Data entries
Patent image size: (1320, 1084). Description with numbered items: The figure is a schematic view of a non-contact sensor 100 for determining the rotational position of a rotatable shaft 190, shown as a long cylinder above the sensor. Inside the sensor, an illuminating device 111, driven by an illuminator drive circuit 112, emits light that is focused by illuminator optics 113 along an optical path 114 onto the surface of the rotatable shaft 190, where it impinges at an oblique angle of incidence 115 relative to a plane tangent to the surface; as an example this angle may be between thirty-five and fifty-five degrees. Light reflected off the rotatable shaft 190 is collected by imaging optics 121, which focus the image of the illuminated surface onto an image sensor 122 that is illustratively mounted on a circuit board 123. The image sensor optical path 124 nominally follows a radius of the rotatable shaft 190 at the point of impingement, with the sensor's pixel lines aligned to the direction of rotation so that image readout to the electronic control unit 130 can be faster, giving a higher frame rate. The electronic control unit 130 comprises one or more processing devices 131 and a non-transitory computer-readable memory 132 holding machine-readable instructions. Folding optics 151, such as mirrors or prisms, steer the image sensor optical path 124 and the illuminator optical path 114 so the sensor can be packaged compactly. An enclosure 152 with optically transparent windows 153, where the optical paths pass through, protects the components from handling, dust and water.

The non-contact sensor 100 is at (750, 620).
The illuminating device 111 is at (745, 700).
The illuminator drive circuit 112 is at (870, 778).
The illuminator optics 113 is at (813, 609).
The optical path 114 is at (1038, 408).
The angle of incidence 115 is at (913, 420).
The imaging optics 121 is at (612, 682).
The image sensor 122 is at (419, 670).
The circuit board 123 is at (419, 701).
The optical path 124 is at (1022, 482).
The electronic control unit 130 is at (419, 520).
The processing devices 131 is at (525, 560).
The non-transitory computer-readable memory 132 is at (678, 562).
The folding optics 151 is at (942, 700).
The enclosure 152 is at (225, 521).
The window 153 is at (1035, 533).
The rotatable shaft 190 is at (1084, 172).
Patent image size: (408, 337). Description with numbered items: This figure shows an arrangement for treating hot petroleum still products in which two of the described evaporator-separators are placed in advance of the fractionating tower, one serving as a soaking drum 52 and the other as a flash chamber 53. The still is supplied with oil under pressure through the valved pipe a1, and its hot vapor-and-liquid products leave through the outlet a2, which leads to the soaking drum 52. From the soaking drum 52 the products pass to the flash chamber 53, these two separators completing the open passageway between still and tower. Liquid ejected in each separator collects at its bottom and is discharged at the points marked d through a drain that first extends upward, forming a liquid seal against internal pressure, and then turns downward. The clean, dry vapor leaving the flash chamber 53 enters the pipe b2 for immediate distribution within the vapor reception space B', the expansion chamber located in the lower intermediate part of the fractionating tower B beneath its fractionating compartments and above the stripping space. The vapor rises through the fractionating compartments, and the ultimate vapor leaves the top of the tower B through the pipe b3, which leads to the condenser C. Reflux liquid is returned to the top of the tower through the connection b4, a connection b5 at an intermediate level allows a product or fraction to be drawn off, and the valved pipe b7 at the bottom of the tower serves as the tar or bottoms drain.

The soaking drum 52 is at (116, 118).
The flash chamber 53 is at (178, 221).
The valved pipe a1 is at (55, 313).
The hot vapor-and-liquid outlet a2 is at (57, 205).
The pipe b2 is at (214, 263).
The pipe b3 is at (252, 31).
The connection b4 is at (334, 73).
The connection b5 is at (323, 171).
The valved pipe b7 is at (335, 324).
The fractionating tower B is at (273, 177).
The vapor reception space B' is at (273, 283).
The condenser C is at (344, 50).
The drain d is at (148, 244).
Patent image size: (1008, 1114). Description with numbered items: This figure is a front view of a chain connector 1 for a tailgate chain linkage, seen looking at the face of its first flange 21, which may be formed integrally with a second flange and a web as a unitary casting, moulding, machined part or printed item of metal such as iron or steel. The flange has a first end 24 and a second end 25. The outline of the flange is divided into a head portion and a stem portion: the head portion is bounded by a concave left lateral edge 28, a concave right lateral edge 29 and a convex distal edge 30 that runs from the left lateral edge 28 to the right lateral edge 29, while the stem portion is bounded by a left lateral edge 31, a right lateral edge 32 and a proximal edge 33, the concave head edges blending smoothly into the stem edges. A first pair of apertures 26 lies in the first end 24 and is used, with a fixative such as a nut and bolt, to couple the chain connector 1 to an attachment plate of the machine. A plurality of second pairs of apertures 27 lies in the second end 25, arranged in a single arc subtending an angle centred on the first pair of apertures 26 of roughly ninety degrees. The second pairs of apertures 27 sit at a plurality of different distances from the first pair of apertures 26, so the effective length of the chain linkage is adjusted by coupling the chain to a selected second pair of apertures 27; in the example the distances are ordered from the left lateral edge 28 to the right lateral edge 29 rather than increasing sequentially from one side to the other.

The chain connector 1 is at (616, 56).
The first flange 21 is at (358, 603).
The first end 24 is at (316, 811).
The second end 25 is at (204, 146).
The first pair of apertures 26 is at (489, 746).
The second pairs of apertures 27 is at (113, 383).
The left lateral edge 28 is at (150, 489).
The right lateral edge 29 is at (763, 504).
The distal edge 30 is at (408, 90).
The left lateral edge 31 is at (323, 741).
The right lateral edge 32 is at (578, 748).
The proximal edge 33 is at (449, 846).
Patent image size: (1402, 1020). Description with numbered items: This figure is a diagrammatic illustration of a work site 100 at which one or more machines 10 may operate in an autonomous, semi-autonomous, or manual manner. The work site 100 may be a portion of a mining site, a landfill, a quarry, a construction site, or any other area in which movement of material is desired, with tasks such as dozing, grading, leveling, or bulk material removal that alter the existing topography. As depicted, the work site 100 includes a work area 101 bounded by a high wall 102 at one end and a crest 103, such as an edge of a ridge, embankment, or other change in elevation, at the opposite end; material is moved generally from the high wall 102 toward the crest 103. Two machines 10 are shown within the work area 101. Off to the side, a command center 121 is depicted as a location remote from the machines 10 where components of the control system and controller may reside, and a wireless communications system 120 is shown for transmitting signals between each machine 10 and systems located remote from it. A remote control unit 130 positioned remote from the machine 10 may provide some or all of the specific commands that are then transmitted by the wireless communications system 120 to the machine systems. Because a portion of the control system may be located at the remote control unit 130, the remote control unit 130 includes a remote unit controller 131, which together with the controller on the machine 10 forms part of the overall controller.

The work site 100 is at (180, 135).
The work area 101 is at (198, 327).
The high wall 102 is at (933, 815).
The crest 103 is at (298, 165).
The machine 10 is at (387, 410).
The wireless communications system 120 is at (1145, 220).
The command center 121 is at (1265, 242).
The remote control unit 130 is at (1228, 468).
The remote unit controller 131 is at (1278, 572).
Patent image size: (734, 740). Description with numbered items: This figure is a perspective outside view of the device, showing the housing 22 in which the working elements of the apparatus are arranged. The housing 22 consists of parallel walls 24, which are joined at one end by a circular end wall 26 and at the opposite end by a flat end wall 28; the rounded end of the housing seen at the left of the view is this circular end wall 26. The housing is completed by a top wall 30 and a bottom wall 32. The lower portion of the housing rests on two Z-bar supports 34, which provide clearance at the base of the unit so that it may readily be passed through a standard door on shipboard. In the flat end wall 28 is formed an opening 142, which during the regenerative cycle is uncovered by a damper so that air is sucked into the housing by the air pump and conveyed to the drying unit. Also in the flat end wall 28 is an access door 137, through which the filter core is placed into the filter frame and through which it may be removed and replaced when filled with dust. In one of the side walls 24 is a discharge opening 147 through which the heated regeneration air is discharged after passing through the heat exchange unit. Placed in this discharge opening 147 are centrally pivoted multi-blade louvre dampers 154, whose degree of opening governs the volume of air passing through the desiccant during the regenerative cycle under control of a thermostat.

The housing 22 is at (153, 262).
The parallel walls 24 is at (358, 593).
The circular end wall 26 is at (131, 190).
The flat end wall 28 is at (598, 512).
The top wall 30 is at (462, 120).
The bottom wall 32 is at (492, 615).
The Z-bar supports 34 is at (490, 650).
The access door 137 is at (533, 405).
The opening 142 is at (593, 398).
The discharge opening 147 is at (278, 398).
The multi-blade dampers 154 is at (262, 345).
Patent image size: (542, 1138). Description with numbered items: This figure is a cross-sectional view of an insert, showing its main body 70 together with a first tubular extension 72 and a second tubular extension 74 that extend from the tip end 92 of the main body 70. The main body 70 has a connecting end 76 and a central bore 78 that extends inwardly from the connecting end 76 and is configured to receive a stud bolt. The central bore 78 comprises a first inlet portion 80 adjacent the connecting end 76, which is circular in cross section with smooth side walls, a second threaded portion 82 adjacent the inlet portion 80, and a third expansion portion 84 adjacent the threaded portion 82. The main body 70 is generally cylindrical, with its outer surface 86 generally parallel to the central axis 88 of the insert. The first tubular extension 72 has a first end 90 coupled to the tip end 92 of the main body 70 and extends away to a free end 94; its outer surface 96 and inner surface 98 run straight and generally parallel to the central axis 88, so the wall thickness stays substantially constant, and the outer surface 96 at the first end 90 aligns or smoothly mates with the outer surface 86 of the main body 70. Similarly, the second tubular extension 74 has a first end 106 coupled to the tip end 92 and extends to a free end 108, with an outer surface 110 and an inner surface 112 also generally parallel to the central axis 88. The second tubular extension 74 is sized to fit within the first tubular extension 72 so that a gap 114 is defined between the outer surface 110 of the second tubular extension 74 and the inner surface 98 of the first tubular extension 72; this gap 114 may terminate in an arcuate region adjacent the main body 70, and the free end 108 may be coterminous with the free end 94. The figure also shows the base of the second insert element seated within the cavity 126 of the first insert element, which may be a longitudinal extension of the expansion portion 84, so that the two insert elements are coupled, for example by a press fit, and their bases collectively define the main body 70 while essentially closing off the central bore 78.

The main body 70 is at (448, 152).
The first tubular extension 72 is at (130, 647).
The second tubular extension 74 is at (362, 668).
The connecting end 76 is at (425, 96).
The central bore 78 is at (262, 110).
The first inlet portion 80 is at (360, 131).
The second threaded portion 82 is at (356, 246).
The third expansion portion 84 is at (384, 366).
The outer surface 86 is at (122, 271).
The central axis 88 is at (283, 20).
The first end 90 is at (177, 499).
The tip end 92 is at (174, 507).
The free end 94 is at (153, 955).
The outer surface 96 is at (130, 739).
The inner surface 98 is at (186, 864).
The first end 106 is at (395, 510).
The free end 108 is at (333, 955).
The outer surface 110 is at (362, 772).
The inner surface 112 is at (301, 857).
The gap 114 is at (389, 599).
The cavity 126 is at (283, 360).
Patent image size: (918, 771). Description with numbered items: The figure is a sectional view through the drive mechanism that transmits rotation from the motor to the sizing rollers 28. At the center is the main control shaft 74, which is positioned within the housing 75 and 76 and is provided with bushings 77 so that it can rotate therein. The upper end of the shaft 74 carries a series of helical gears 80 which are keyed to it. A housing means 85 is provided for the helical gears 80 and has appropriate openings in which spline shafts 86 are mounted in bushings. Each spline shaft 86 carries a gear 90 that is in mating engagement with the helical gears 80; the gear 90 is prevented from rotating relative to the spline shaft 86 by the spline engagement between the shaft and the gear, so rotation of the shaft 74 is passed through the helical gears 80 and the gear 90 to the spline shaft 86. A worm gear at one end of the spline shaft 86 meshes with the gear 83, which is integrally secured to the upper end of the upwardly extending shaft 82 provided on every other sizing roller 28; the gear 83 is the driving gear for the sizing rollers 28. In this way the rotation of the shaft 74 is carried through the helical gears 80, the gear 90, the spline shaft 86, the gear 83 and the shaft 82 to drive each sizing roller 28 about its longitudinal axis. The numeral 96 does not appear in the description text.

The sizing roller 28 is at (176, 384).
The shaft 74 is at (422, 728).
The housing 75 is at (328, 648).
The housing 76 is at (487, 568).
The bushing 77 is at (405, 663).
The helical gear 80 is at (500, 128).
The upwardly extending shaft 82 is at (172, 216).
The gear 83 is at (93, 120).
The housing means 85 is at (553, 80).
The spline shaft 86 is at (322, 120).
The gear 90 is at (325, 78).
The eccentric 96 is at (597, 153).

EXERCISE TASK
How many lines in the records contain the string "command"? Reply with the number alone.

ANSWER TO THIS PROBLEM
2